Required task → In the listing below, turn the stretch from the line containing "66, 772, 604]" through the line containing "calendar-day: 9 Sunrise: 6:18" into a numbered list, leaving out any blank lines.

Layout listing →
- - - -

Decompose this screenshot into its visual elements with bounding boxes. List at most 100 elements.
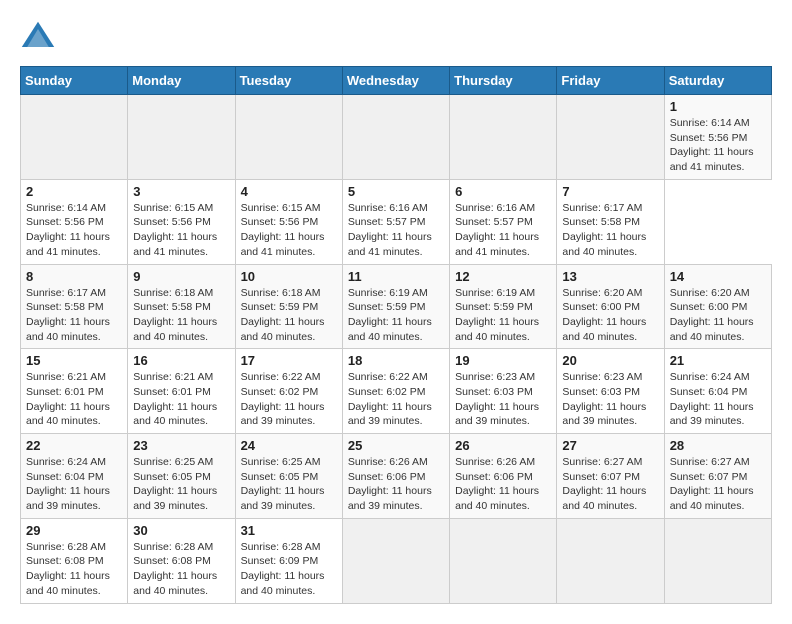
calendar-table: SundayMondayTuesdayWednesdayThursdayFrid… bbox=[20, 66, 772, 604]
day-info: Sunrise: 6:21 AMSunset: 6:01 PMDaylight:… bbox=[26, 370, 122, 429]
calendar-day: 9 Sunrise: 6:18 AMSunset: 5:58 PMDaylight… bbox=[128, 264, 235, 349]
day-number: 22 bbox=[26, 438, 122, 453]
empty-cell bbox=[664, 518, 771, 603]
day-info: Sunrise: 6:15 AMSunset: 5:56 PMDaylight:… bbox=[133, 201, 229, 260]
day-info: Sunrise: 6:23 AMSunset: 6:03 PMDaylight:… bbox=[562, 370, 658, 429]
calendar-day: 12 Sunrise: 6:19 AMSunset: 5:59 PMDayligh… bbox=[450, 264, 557, 349]
header-day-sunday: Sunday bbox=[21, 67, 128, 95]
day-info: Sunrise: 6:14 AMSunset: 5:56 PMDaylight:… bbox=[670, 116, 766, 175]
calendar-day: 27Sunrise: 6:27 AMSunset: 6:07 PMDayligh… bbox=[557, 434, 664, 519]
calendar-day: 30 Sunrise: 6:28 AMSunset: 6:08 PMDayligh… bbox=[128, 518, 235, 603]
day-info: Sunrise: 6:16 AMSunset: 5:57 PMDaylight:… bbox=[455, 201, 551, 260]
day-info: Sunrise: 6:24 AMSunset: 6:04 PMDaylight:… bbox=[670, 370, 766, 429]
calendar-day: 29 Sunrise: 6:28 AMSunset: 6:08 PMDayligh… bbox=[21, 518, 128, 603]
day-info: Sunrise: 6:23 AMSunset: 6:03 PMDaylight:… bbox=[455, 370, 551, 429]
empty-cell bbox=[128, 95, 235, 180]
day-number: 30 bbox=[133, 523, 229, 538]
page-header bbox=[20, 20, 772, 56]
day-number: 17 bbox=[241, 353, 337, 368]
calendar-day: 31 Sunrise: 6:28 AMSunset: 6:09 PMDayligh… bbox=[235, 518, 342, 603]
day-info: Sunrise: 6:17 AMSunset: 5:58 PMDaylight:… bbox=[562, 201, 658, 260]
header-day-friday: Friday bbox=[557, 67, 664, 95]
calendar-day: 13 Sunrise: 6:20 AMSunset: 6:00 PMDayligh… bbox=[557, 264, 664, 349]
calendar-day: 20 Sunrise: 6:23 AMSunset: 6:03 PMDayligh… bbox=[557, 349, 664, 434]
day-number: 2 bbox=[26, 184, 122, 199]
day-number: 12 bbox=[455, 269, 551, 284]
day-info: Sunrise: 6:16 AMSunset: 5:57 PMDaylight:… bbox=[348, 201, 444, 260]
day-number: 16 bbox=[133, 353, 229, 368]
header-day-saturday: Saturday bbox=[664, 67, 771, 95]
day-number: 5 bbox=[348, 184, 444, 199]
calendar-row: 22Sunrise: 6:24 AMSunset: 6:04 PMDayligh… bbox=[21, 434, 772, 519]
day-info: Sunrise: 6:18 AMSunset: 5:59 PMDaylight:… bbox=[241, 286, 337, 345]
day-info: Sunrise: 6:26 AMSunset: 6:06 PMDaylight:… bbox=[455, 455, 551, 514]
calendar-body: 1 Sunrise: 6:14 AMSunset: 5:56 PMDaylight… bbox=[21, 95, 772, 604]
calendar-day: 17 Sunrise: 6:22 AMSunset: 6:02 PMDayligh… bbox=[235, 349, 342, 434]
empty-cell bbox=[450, 518, 557, 603]
day-number: 26 bbox=[455, 438, 551, 453]
calendar-row: 29 Sunrise: 6:28 AMSunset: 6:08 PMDayligh… bbox=[21, 518, 772, 603]
day-number: 4 bbox=[241, 184, 337, 199]
day-number: 8 bbox=[26, 269, 122, 284]
day-number: 19 bbox=[455, 353, 551, 368]
day-number: 10 bbox=[241, 269, 337, 284]
day-info: Sunrise: 6:25 AMSunset: 6:05 PMDaylight:… bbox=[241, 455, 337, 514]
day-number: 28 bbox=[670, 438, 766, 453]
day-number: 27 bbox=[562, 438, 658, 453]
day-number: 24 bbox=[241, 438, 337, 453]
empty-cell bbox=[235, 95, 342, 180]
calendar-row: 8Sunrise: 6:17 AMSunset: 5:58 PMDaylight… bbox=[21, 264, 772, 349]
day-number: 21 bbox=[670, 353, 766, 368]
calendar-day: 18 Sunrise: 6:22 AMSunset: 6:02 PMDayligh… bbox=[342, 349, 449, 434]
day-info: Sunrise: 6:28 AMSunset: 6:08 PMDaylight:… bbox=[26, 540, 122, 599]
empty-cell bbox=[557, 95, 664, 180]
day-info: Sunrise: 6:15 AMSunset: 5:56 PMDaylight:… bbox=[241, 201, 337, 260]
empty-cell bbox=[342, 95, 449, 180]
day-info: Sunrise: 6:19 AMSunset: 5:59 PMDaylight:… bbox=[348, 286, 444, 345]
calendar-day: 16Sunrise: 6:21 AMSunset: 6:01 PMDayligh… bbox=[128, 349, 235, 434]
day-number: 13 bbox=[562, 269, 658, 284]
calendar-row: 2Sunrise: 6:14 AMSunset: 5:56 PMDaylight… bbox=[21, 179, 772, 264]
day-info: Sunrise: 6:28 AMSunset: 6:09 PMDaylight:… bbox=[241, 540, 337, 599]
day-info: Sunrise: 6:20 AMSunset: 6:00 PMDaylight:… bbox=[670, 286, 766, 345]
day-number: 15 bbox=[26, 353, 122, 368]
day-number: 23 bbox=[133, 438, 229, 453]
logo bbox=[20, 20, 62, 56]
day-info: Sunrise: 6:22 AMSunset: 6:02 PMDaylight:… bbox=[241, 370, 337, 429]
day-info: Sunrise: 6:20 AMSunset: 6:00 PMDaylight:… bbox=[562, 286, 658, 345]
day-number: 9 bbox=[133, 269, 229, 284]
day-info: Sunrise: 6:22 AMSunset: 6:02 PMDaylight:… bbox=[348, 370, 444, 429]
calendar-day: 2Sunrise: 6:14 AMSunset: 5:56 PMDaylight… bbox=[21, 179, 128, 264]
calendar-day: 6 Sunrise: 6:16 AMSunset: 5:57 PMDaylight… bbox=[450, 179, 557, 264]
header-day-monday: Monday bbox=[128, 67, 235, 95]
day-number: 6 bbox=[455, 184, 551, 199]
day-number: 11 bbox=[348, 269, 444, 284]
calendar-day: 1 Sunrise: 6:14 AMSunset: 5:56 PMDaylight… bbox=[664, 95, 771, 180]
calendar-day: 14Sunrise: 6:20 AMSunset: 6:00 PMDayligh… bbox=[664, 264, 771, 349]
header-row: SundayMondayTuesdayWednesdayThursdayFrid… bbox=[21, 67, 772, 95]
header-day-thursday: Thursday bbox=[450, 67, 557, 95]
day-info: Sunrise: 6:19 AMSunset: 5:59 PMDaylight:… bbox=[455, 286, 551, 345]
day-info: Sunrise: 6:25 AMSunset: 6:05 PMDaylight:… bbox=[133, 455, 229, 514]
day-info: Sunrise: 6:18 AMSunset: 5:58 PMDaylight:… bbox=[133, 286, 229, 345]
calendar-day: 28 Sunrise: 6:27 AMSunset: 6:07 PMDayligh… bbox=[664, 434, 771, 519]
day-number: 29 bbox=[26, 523, 122, 538]
day-number: 31 bbox=[241, 523, 337, 538]
day-number: 18 bbox=[348, 353, 444, 368]
calendar-day: 19 Sunrise: 6:23 AMSunset: 6:03 PMDayligh… bbox=[450, 349, 557, 434]
calendar-day: 5 Sunrise: 6:16 AMSunset: 5:57 PMDaylight… bbox=[342, 179, 449, 264]
calendar-day: 4 Sunrise: 6:15 AMSunset: 5:56 PMDaylight… bbox=[235, 179, 342, 264]
calendar-day: 8Sunrise: 6:17 AMSunset: 5:58 PMDaylight… bbox=[21, 264, 128, 349]
day-info: Sunrise: 6:26 AMSunset: 6:06 PMDaylight:… bbox=[348, 455, 444, 514]
calendar-row: 15 Sunrise: 6:21 AMSunset: 6:01 PMDayligh… bbox=[21, 349, 772, 434]
header-day-tuesday: Tuesday bbox=[235, 67, 342, 95]
day-number: 1 bbox=[670, 99, 766, 114]
day-info: Sunrise: 6:27 AMSunset: 6:07 PMDaylight:… bbox=[670, 455, 766, 514]
calendar-day: 25Sunrise: 6:26 AMSunset: 6:06 PMDayligh… bbox=[342, 434, 449, 519]
calendar-day: 7Sunrise: 6:17 AMSunset: 5:58 PMDaylight… bbox=[557, 179, 664, 264]
day-number: 20 bbox=[562, 353, 658, 368]
calendar-row: 1 Sunrise: 6:14 AMSunset: 5:56 PMDaylight… bbox=[21, 95, 772, 180]
empty-cell bbox=[557, 518, 664, 603]
day-info: Sunrise: 6:28 AMSunset: 6:08 PMDaylight:… bbox=[133, 540, 229, 599]
empty-cell bbox=[342, 518, 449, 603]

- - - -

Answer for the task →
1. calendar-table: SundayMondayTuesdayWednesdayThursdayFrid… bbox=[20, 66, 772, 604]
2. day-info: Sunrise: 6:21 AMSunset: 6:01 PMDaylight:… bbox=[26, 370, 122, 429]
3. calendar-day: 9 Sunrise: 6:18 AMSunset: 5:58 PMDaylight… bbox=[128, 264, 235, 349]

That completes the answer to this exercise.